··· The data ···
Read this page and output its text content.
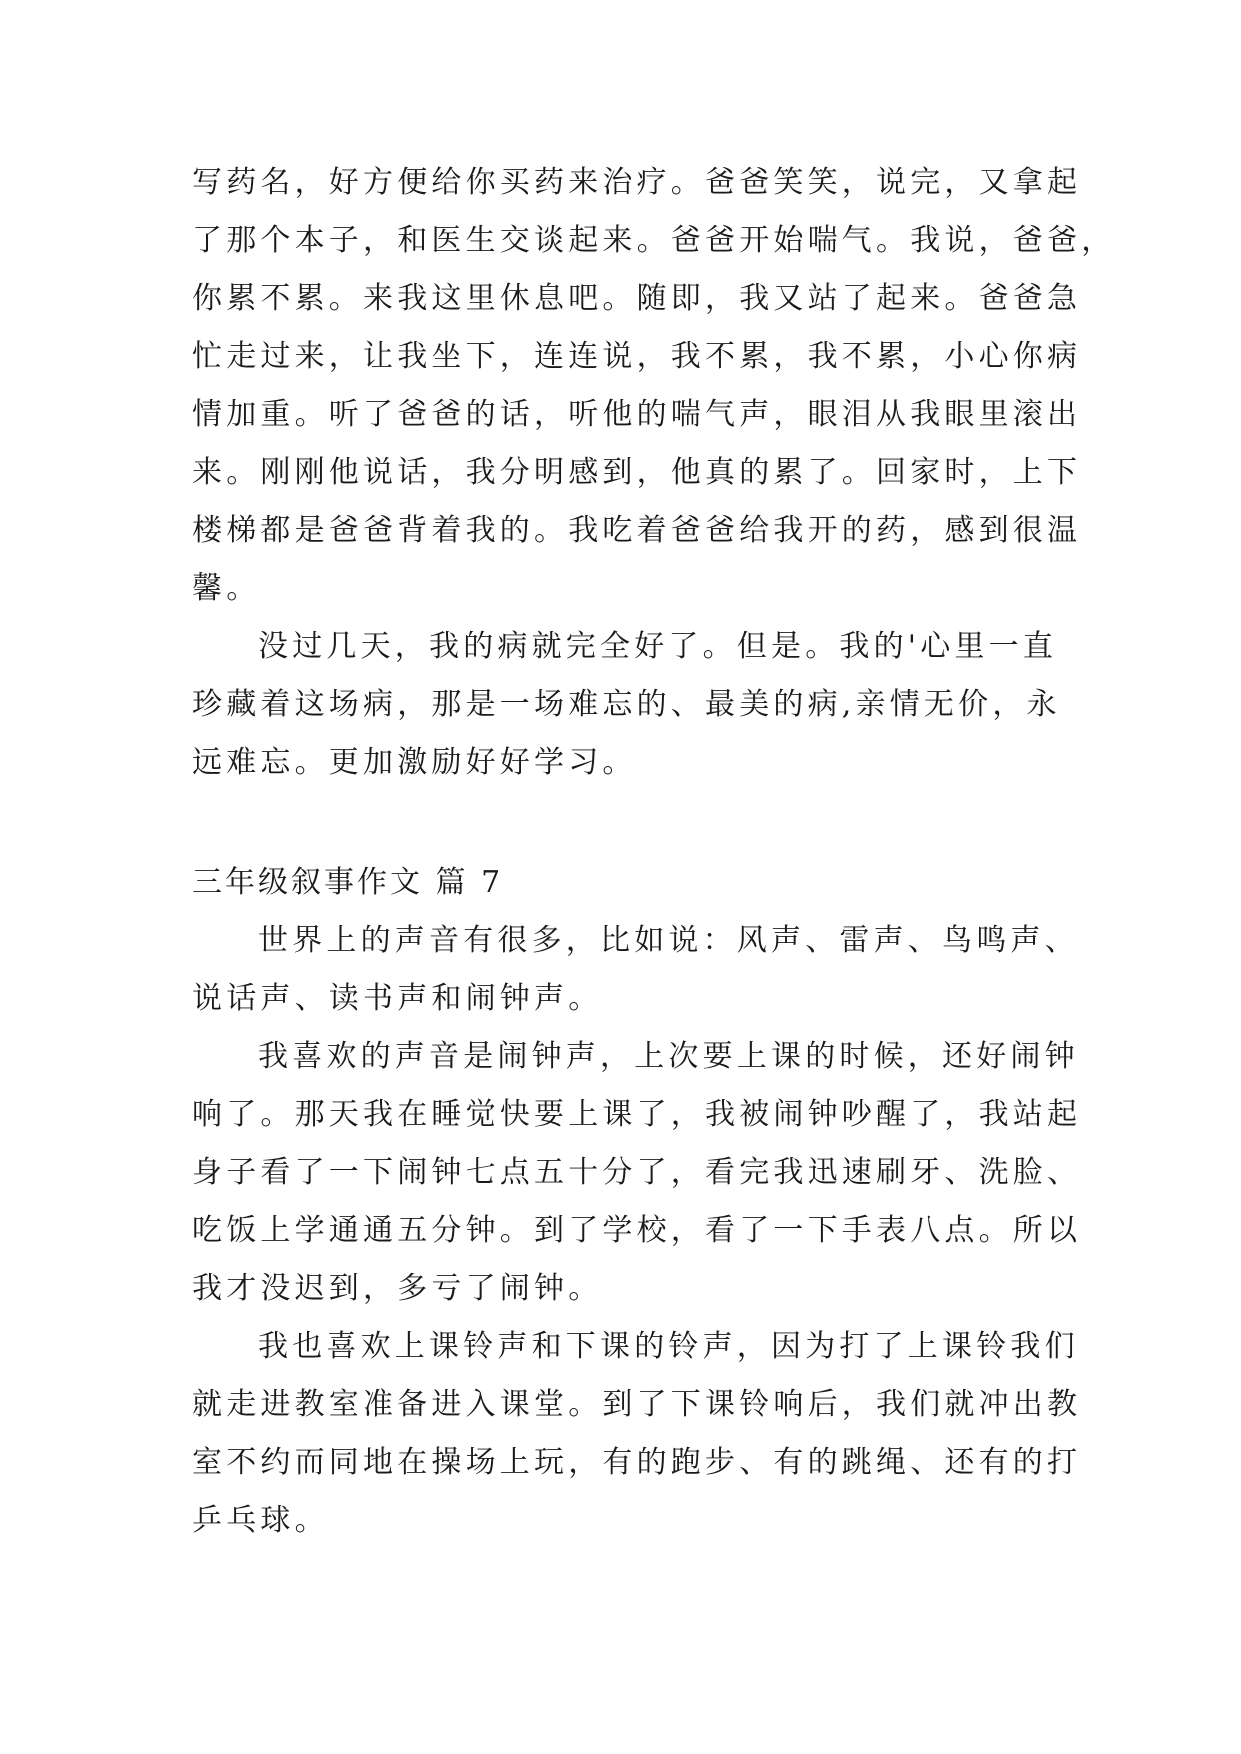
写药名，好方便给你买药来治疗。爸爸笑笑，说完，又拿起
了那个本子，和医生交谈起来。爸爸开始喘气。我说，爸爸，
你累不累。来我这里休息吧。随即，我又站了起来。爸爸急
忙走过来，让我坐下，连连说，我不累，我不累，小心你病
情加重。听了爸爸的话，听他的喘气声，眼泪从我眼里滚出
来。刚刚他说话，我分明感到，他真的累了。回家时，上下
楼梯都是爸爸背着我的。我吃着爸爸给我开的药，感到很温
馨。
没过几天，我的病就完全好了。但是。我的'心里一直
珍藏着这场病，那是一场难忘的、最美的病,亲情无价，永
远难忘。更加激励好好学习。
三年级叙事作文 篇 7
世界上的声音有很多，比如说：风声、雷声、鸟鸣声、
说话声、读书声和闹钟声。
我喜欢的声音是闹钟声，上次要上课的时候，还好闹钟
响了。那天我在睡觉快要上课了，我被闹钟吵醒了，我站起
身子看了一下闹钟七点五十分了，看完我迅速刷牙、洗脸、
吃饭上学通通五分钟。到了学校，看了一下手表八点。所以
我才没迟到，多亏了闹钟。
我也喜欢上课铃声和下课的铃声，因为打了上课铃我们
就走进教室准备进入课堂。到了下课铃响后，我们就冲出教
室不约而同地在操场上玩，有的跑步、有的跳绳、还有的打
乒乓球。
···
All records should be output exactly, with the pictures left out.

→ **Expected answer**:
Read this page and output its text content.
写药名，好方便给你买药来治疗。爸爸笑笑，说完，又拿起
了那个本子，和医生交谈起来。爸爸开始喘气。我说，爸爸，
你累不累。来我这里休息吧。随即，我又站了起来。爸爸急
忙走过来，让我坐下，连连说，我不累，我不累，小心你病
情加重。听了爸爸的话，听他的喘气声，眼泪从我眼里滚出
来。刚刚他说话，我分明感到，他真的累了。回家时，上下
楼梯都是爸爸背着我的。我吃着爸爸给我开的药，感到很温
馨。
没过几天，我的病就完全好了。但是。我的'心里一直
珍藏着这场病，那是一场难忘的、最美的病,亲情无价，永
远难忘。更加激励好好学习。
三年级叙事作文 篇 7
世界上的声音有很多，比如说：风声、雷声、鸟鸣声、
说话声、读书声和闹钟声。
我喜欢的声音是闹钟声，上次要上课的时候，还好闹钟
响了。那天我在睡觉快要上课了，我被闹钟吵醒了，我站起
身子看了一下闹钟七点五十分了，看完我迅速刷牙、洗脸、
吃饭上学通通五分钟。到了学校，看了一下手表八点。所以
我才没迟到，多亏了闹钟。
我也喜欢上课铃声和下课的铃声，因为打了上课铃我们
就走进教室准备进入课堂。到了下课铃响后，我们就冲出教
室不约而同地在操场上玩，有的跑步、有的跳绳、还有的打
乒乓球。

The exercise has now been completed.